*** DATA EXCERPTS
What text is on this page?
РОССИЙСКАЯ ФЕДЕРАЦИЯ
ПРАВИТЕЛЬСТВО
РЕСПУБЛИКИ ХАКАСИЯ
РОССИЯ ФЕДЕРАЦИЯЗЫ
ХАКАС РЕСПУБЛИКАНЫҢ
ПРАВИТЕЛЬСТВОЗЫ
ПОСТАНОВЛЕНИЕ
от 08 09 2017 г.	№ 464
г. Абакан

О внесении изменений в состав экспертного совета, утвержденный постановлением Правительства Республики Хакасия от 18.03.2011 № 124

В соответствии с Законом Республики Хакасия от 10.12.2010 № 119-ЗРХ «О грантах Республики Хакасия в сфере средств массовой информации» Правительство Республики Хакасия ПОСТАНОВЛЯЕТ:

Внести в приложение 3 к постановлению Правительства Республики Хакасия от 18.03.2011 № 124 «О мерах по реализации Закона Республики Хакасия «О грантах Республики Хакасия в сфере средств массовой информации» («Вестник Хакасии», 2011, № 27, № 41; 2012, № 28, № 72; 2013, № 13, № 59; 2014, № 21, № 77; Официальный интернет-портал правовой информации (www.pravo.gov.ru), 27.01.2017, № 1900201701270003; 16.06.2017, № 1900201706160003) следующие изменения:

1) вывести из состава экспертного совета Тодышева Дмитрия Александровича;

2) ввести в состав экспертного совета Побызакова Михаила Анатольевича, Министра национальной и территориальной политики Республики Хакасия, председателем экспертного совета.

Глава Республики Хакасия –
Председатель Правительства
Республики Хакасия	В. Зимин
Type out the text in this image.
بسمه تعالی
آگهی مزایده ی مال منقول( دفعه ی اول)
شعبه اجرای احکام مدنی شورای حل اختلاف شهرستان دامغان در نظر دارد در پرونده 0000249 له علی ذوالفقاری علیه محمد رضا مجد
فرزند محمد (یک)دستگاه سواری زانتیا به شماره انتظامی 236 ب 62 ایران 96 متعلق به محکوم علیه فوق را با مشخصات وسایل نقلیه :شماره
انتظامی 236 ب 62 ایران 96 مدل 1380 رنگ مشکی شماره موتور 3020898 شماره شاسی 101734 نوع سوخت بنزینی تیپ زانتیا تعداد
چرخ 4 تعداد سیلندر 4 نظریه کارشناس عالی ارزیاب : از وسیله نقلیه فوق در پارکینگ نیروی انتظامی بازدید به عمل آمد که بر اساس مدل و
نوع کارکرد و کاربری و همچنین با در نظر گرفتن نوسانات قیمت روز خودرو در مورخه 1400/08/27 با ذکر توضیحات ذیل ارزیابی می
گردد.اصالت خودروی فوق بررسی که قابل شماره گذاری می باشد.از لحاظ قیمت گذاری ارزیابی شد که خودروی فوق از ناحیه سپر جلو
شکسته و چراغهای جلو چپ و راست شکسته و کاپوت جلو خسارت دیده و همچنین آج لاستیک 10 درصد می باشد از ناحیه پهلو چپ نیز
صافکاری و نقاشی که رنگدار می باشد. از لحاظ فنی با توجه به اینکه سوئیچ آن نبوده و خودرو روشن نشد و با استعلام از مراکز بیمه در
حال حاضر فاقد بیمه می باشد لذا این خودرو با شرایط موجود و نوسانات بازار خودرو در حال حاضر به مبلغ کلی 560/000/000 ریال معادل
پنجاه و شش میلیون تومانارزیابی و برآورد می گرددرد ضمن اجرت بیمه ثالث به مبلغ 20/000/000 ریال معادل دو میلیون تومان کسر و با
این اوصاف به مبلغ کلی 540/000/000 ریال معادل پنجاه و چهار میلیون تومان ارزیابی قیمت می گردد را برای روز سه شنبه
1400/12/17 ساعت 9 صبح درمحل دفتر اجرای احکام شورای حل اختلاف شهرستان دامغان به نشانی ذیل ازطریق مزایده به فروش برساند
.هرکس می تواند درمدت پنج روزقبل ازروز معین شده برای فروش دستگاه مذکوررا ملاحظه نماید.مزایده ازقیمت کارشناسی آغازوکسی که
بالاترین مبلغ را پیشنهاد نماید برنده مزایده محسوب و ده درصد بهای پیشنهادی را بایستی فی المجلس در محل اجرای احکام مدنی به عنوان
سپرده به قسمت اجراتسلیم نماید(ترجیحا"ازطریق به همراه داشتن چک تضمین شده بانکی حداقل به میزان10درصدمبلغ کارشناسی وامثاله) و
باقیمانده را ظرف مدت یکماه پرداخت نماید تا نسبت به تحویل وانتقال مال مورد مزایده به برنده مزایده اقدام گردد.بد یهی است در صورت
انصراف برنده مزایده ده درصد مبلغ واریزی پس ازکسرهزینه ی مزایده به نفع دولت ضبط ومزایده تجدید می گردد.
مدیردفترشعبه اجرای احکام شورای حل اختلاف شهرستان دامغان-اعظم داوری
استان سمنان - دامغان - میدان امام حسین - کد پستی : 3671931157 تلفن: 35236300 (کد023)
******
**WHAT YOU HAVE TO DO**: Nothing should be changed: write out all of the data as is.

**TASK RESULT**:
What text is on this page?
РОССИЙСКАЯ ФЕДЕРАЦИЯ
ПРАВИТЕЛЬСТВО
РЕСПУБЛИКИ ХАКАСИЯ
РОССИЯ ФЕДЕРАЦИЯЗЫ
ХАКАС РЕСПУБЛИКАНЫҢ
ПРАВИТЕЛЬСТВОЗЫ
ПОСТАНОВЛЕНИЕ
от 08 09 2017 г.	№ 464
г. Абакан

О внесении изменений в состав экспертного совета, утвержденный постановлением Правительства Республики Хакасия от 18.03.2011 № 124

В соответствии с Законом Республики Хакасия от 10.12.2010 № 119-ЗРХ «О грантах Республики Хакасия в сфере средств массовой информации» Правительство Республики Хакасия ПОСТАНОВЛЯЕТ:

Внести в приложение 3 к постановлению Правительства Республики Хакасия от 18.03.2011 № 124 «О мерах по реализации Закона Республики Хакасия «О грантах Республики Хакасия в сфере средств массовой информации» («Вестник Хакасии», 2011, № 27, № 41; 2012, № 28, № 72; 2013, № 13, № 59; 2014, № 21, № 77; Официальный интернет-портал правовой информации (www.pravo.gov.ru), 27.01.2017, № 1900201701270003; 16.06.2017, № 1900201706160003) следующие изменения:

1) вывести из состава экспертного совета Тодышева Дмитрия Александровича;

2) ввести в состав экспертного совета Побызакова Михаила Анатольевича, Министра национальной и территориальной политики Республики Хакасия, председателем экспертного совета.

Глава Республики Хакасия –
Председатель Правительства
Республики Хакасия	В. Зимин
Type out the text in this image.
بسمه تعالی
آگهی مزایده ی مال منقول( دفعه ی اول)
شعبه اجرای احکام مدنی شورای حل اختلاف شهرستان دامغان در نظر دارد در پرونده 0000249 له علی ذوالفقاری علیه محمد رضا مجد
فرزند محمد (یک)دستگاه سواری زانتیا به شماره انتظامی 236 ب 62 ایران 96 متعلق به محکوم علیه فوق را با مشخصات وسایل نقلیه :شماره
انتظامی 236 ب 62 ایران 96 مدل 1380 رنگ مشکی شماره موتور 3020898 شماره شاسی 101734 نوع سوخت بنزینی تیپ زانتیا تعداد
چرخ 4 تعداد سیلندر 4 نظریه کارشناس عالی ارزیاب : از وسیله نقلیه فوق در پارکینگ نیروی انتظامی بازدید به عمل آمد که بر اساس مدل و
نوع کارکرد و کاربری و همچنین با در نظر گرفتن نوسانات قیمت روز خودرو در مورخه 1400/08/27 با ذکر توضیحات ذیل ارزیابی می
گردد.اصالت خودروی فوق بررسی که قابل شماره گذاری می باشد.از لحاظ قیمت گذاری ارزیابی شد که خودروی فوق از ناحیه سپر جلو
شکسته و چراغهای جلو چپ و راست شکسته و کاپوت جلو خسارت دیده و همچنین آج لاستیک 10 درصد می باشد از ناحیه پهلو چپ نیز
صافکاری و نقاشی که رنگدار می باشد. از لحاظ فنی با توجه به اینکه سوئیچ آن نبوده و خودرو روشن نشد و با استعلام از مراکز بیمه در
حال حاضر فاقد بیمه می باشد لذا این خودرو با شرایط موجود و نوسانات بازار خودرو در حال حاضر به مبلغ کلی 560/000/000 ریال معادل
پنجاه و شش میلیون تومانارزیابی و برآورد می گرددرد ضمن اجرت بیمه ثالث به مبلغ 20/000/000 ریال معادل دو میلیون تومان کسر و با
این اوصاف به مبلغ کلی 540/000/000 ریال معادل پنجاه و چهار میلیون تومان ارزیابی قیمت می گردد را برای روز سه شنبه
1400/12/17 ساعت 9 صبح درمحل دفتر اجرای احکام شورای حل اختلاف شهرستان دامغان به نشانی ذیل ازطریق مزایده به فروش برساند
.هرکس می تواند درمدت پنج روزقبل ازروز معین شده برای فروش دستگاه مذکوررا ملاحظه نماید.مزایده ازقیمت کارشناسی آغازوکسی که
بالاترین مبلغ را پیشنهاد نماید برنده مزایده محسوب و ده درصد بهای پیشنهادی را بایستی فی المجلس در محل اجرای احکام مدنی به عنوان
سپرده به قسمت اجراتسلیم نماید(ترجیحا"ازطریق به همراه داشتن چک تضمین شده بانکی حداقل به میزان10درصدمبلغ کارشناسی وامثاله) و
باقیمانده را ظرف مدت یکماه پرداخت نماید تا نسبت به تحویل وانتقال مال مورد مزایده به برنده مزایده اقدام گردد.بد یهی است در صورت
انصراف برنده مزایده ده درصد مبلغ واریزی پس ازکسرهزینه ی مزایده به نفع دولت ضبط ومزایده تجدید می گردد.
مدیردفترشعبه اجرای احکام شورای حل اختلاف شهرستان دامغان-اعظم داوری
استان سمنان - دامغان - میدان امام حسین - کد پستی : 3671931157 تلفن: 35236300 (کد023)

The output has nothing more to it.